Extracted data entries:
══════════

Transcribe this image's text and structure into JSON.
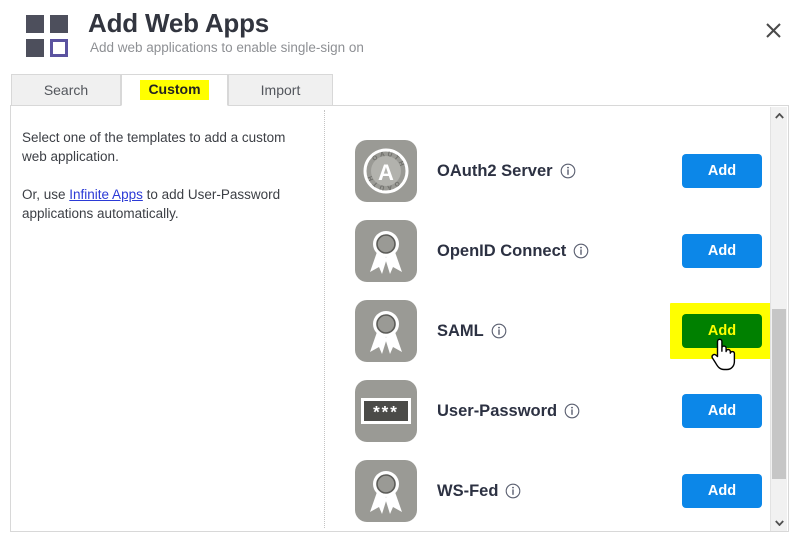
{
  "header": {
    "title": "Add Web Apps",
    "subtitle": "Add web applications to enable single-sign on",
    "logo_icon": "four-squares-logo-icon",
    "close_icon": "close-icon"
  },
  "tabs": [
    {
      "id": "search",
      "label": "Search",
      "active": false,
      "highlighted": false
    },
    {
      "id": "custom",
      "label": "Custom",
      "active": true,
      "highlighted": true
    },
    {
      "id": "import",
      "label": "Import",
      "active": false,
      "highlighted": false
    }
  ],
  "left_panel": {
    "paragraph1": "Select one of the templates to add a custom web application.",
    "paragraph2_prefix": "Or, use ",
    "link_text": "Infinite Apps",
    "paragraph2_suffix": " to add User-Password applications automatically."
  },
  "templates": [
    {
      "name": "OAuth2 Server",
      "icon": "oauth-badge-icon",
      "info_icon": "info-icon",
      "button_label": "Add",
      "button_state": "default",
      "highlighted": false
    },
    {
      "name": "OpenID Connect",
      "icon": "award-ribbon-icon",
      "info_icon": "info-icon",
      "button_label": "Add",
      "button_state": "default",
      "highlighted": false
    },
    {
      "name": "SAML",
      "icon": "award-ribbon-icon",
      "info_icon": "info-icon",
      "button_label": "Add",
      "button_state": "hovered",
      "highlighted": true
    },
    {
      "name": "User-Password",
      "icon": "password-asterisks-icon",
      "info_icon": "info-icon",
      "button_label": "Add",
      "button_state": "default",
      "highlighted": false
    },
    {
      "name": "WS-Fed",
      "icon": "award-ribbon-icon",
      "info_icon": "info-icon",
      "button_label": "Add",
      "button_state": "default",
      "highlighted": false
    }
  ],
  "scrollbar": {
    "up_icon": "chevron-up-icon",
    "down_icon": "chevron-down-icon",
    "thumb": "scrollbar-thumb"
  },
  "cursor": {
    "icon": "hand-pointer-cursor"
  },
  "colors": {
    "accent_blue": "#0c87e8",
    "highlight_yellow": "#ffff00",
    "hover_green": "#008000",
    "link_blue": "#2b3ad6",
    "icon_tile_gray": "#9a9a95",
    "logo_purple": "#5b53a0"
  }
}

══════════

§ STATED PROBLEM
Leave out the pictures and print every line of the data exactly.

§ SOLUTION FOR THIS TASK
Transcribe this image's text and structure into JSON.
{
  "header": {
    "title": "Add Web Apps",
    "subtitle": "Add web applications to enable single-sign on",
    "logo_icon": "four-squares-logo-icon",
    "close_icon": "close-icon"
  },
  "tabs": [
    {
      "id": "search",
      "label": "Search",
      "active": false,
      "highlighted": false
    },
    {
      "id": "custom",
      "label": "Custom",
      "active": true,
      "highlighted": true
    },
    {
      "id": "import",
      "label": "Import",
      "active": false,
      "highlighted": false
    }
  ],
  "left_panel": {
    "paragraph1": "Select one of the templates to add a custom web application.",
    "paragraph2_prefix": "Or, use ",
    "link_text": "Infinite Apps",
    "paragraph2_suffix": " to add User-Password applications automatically."
  },
  "templates": [
    {
      "name": "OAuth2 Server",
      "icon": "oauth-badge-icon",
      "info_icon": "info-icon",
      "button_label": "Add",
      "button_state": "default",
      "highlighted": false
    },
    {
      "name": "OpenID Connect",
      "icon": "award-ribbon-icon",
      "info_icon": "info-icon",
      "button_label": "Add",
      "button_state": "default",
      "highlighted": false
    },
    {
      "name": "SAML",
      "icon": "award-ribbon-icon",
      "info_icon": "info-icon",
      "button_label": "Add",
      "button_state": "hovered",
      "highlighted": true
    },
    {
      "name": "User-Password",
      "icon": "password-asterisks-icon",
      "info_icon": "info-icon",
      "button_label": "Add",
      "button_state": "default",
      "highlighted": false
    },
    {
      "name": "WS-Fed",
      "icon": "award-ribbon-icon",
      "info_icon": "info-icon",
      "button_label": "Add",
      "button_state": "default",
      "highlighted": false
    }
  ],
  "scrollbar": {
    "up_icon": "chevron-up-icon",
    "down_icon": "chevron-down-icon",
    "thumb": "scrollbar-thumb"
  },
  "cursor": {
    "icon": "hand-pointer-cursor"
  },
  "colors": {
    "accent_blue": "#0c87e8",
    "highlight_yellow": "#ffff00",
    "hover_green": "#008000",
    "link_blue": "#2b3ad6",
    "icon_tile_gray": "#9a9a95",
    "logo_purple": "#5b53a0"
  }
}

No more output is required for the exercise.